== WHAT THE EXERCISE ASKS ==
Identify the lines containing the word "Bereinigung". Copy each one.

== INFORMATION GIVEN ==
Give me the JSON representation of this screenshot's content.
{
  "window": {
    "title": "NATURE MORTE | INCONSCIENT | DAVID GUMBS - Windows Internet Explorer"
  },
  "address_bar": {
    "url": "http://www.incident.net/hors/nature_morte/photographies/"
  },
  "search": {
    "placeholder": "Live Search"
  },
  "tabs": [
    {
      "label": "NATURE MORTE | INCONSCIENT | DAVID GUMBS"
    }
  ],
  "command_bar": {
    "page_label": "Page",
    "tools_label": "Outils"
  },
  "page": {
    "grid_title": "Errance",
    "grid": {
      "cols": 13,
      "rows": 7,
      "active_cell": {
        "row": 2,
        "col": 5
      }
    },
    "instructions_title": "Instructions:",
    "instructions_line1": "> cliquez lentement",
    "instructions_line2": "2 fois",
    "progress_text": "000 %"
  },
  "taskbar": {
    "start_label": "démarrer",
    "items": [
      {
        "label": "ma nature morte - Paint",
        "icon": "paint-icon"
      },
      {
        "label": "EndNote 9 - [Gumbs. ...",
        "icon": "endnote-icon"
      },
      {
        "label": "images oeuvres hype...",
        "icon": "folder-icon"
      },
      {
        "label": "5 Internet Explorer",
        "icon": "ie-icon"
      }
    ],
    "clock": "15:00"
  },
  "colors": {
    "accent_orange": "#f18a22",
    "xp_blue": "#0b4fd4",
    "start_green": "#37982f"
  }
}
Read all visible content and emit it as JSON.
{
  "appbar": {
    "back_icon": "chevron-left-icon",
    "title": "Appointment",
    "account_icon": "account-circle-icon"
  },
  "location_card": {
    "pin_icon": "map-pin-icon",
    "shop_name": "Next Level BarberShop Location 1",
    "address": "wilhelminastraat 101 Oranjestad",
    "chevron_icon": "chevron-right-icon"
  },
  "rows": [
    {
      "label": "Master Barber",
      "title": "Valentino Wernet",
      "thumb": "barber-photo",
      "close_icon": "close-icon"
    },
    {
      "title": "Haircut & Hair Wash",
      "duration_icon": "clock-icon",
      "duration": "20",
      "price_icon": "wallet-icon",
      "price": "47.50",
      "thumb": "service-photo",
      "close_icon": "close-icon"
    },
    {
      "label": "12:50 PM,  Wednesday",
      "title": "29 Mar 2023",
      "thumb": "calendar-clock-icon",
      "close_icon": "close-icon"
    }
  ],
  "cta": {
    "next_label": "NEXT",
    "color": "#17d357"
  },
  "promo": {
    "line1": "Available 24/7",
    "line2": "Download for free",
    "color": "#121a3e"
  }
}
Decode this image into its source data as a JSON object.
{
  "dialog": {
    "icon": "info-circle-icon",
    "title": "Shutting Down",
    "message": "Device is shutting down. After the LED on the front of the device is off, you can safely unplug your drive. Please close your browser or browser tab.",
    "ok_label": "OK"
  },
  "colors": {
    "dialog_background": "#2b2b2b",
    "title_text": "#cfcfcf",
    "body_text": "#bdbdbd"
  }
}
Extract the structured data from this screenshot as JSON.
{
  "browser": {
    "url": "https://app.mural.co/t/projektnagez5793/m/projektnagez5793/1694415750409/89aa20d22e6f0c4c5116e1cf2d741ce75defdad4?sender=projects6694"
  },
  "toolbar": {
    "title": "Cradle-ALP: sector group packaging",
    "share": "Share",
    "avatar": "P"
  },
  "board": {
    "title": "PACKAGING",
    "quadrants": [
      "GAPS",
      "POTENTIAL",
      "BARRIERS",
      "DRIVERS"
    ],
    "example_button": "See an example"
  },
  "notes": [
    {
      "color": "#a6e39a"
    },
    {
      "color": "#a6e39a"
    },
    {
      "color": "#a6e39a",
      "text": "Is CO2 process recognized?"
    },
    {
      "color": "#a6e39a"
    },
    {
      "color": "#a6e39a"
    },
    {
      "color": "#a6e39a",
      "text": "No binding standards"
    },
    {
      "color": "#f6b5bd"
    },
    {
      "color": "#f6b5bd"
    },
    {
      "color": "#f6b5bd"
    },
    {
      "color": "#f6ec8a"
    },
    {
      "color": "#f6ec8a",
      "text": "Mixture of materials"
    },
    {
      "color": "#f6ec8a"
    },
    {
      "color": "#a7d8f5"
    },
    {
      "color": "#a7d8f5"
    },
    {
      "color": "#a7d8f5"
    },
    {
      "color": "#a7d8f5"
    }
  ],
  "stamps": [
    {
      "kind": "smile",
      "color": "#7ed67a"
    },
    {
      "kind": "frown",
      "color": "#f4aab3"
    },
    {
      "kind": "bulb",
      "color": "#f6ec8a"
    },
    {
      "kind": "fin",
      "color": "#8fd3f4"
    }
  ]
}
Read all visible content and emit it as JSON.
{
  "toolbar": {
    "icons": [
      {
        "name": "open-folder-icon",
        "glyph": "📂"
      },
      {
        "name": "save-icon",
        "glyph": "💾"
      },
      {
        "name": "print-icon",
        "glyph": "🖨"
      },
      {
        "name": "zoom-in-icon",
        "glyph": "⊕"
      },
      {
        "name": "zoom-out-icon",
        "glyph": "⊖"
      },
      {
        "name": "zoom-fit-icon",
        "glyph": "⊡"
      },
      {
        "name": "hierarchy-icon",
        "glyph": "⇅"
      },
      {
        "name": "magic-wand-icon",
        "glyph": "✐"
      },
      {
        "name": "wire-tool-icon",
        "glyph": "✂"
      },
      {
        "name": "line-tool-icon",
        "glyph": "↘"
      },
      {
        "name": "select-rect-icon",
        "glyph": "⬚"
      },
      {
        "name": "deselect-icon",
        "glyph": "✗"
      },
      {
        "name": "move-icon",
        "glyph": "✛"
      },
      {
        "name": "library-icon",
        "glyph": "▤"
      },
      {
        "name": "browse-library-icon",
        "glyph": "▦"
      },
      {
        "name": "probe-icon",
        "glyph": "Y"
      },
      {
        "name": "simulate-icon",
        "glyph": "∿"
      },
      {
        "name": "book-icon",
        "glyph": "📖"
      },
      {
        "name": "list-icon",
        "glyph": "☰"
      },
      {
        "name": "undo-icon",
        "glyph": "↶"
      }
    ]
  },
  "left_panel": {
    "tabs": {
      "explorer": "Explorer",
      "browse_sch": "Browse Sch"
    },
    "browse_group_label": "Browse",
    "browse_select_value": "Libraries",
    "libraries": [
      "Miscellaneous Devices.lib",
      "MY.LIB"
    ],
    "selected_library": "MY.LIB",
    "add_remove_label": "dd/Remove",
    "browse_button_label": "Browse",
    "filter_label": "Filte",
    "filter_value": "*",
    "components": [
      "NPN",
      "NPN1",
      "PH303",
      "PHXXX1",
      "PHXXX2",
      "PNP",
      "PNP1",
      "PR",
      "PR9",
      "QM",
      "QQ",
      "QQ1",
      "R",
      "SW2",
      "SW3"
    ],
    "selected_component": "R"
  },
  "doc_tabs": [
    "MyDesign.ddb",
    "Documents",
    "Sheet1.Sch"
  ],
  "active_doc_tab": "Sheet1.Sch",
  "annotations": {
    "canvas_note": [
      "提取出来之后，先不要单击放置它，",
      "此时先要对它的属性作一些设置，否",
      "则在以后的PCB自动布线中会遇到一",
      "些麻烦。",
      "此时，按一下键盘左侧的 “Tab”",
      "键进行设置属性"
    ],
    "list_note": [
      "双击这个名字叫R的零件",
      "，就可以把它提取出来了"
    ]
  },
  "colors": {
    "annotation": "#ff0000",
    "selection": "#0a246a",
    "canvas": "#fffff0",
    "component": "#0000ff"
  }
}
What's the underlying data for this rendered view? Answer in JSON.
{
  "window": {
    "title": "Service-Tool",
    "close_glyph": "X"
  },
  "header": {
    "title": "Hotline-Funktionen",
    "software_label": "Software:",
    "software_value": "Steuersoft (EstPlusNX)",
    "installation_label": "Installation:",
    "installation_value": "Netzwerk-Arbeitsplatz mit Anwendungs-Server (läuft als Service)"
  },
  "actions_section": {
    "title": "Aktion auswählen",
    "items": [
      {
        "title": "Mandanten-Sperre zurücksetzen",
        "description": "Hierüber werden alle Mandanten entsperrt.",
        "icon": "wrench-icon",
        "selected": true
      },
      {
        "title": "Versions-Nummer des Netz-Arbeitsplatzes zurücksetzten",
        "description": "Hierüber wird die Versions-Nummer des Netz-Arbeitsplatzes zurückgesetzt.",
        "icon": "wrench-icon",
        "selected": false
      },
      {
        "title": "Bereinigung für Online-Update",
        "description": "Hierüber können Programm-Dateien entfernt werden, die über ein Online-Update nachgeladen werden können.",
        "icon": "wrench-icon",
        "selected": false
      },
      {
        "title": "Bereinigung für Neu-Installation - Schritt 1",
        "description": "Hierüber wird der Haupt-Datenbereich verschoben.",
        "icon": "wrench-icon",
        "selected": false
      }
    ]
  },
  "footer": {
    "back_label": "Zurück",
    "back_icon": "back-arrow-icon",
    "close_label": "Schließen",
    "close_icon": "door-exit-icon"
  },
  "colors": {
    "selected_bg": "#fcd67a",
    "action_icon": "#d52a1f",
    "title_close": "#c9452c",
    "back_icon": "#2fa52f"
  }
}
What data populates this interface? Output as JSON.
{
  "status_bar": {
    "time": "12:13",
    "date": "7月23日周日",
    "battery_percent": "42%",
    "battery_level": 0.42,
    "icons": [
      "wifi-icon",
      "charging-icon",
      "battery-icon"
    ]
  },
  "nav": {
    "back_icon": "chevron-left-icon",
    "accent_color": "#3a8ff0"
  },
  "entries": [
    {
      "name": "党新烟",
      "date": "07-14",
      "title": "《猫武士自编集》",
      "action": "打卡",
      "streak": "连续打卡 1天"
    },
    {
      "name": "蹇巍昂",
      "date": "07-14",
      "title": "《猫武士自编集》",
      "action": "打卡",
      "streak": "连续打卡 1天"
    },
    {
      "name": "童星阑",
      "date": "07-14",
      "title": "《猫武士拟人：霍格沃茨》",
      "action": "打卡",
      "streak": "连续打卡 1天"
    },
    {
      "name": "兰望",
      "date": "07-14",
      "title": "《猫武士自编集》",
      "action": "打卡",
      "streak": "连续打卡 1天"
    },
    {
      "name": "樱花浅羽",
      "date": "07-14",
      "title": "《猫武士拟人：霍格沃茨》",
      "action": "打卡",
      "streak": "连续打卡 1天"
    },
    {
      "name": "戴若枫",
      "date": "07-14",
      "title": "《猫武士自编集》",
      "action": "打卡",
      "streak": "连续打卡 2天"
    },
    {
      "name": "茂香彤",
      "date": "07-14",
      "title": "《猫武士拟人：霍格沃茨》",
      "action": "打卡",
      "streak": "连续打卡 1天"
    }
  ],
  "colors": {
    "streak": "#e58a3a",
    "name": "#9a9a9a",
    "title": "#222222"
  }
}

== EXERCISE RESPONSE ==
        "title": "Bereinigung für Online-Update",
        "title": "Bereinigung für Neu-Installation - Schritt 1",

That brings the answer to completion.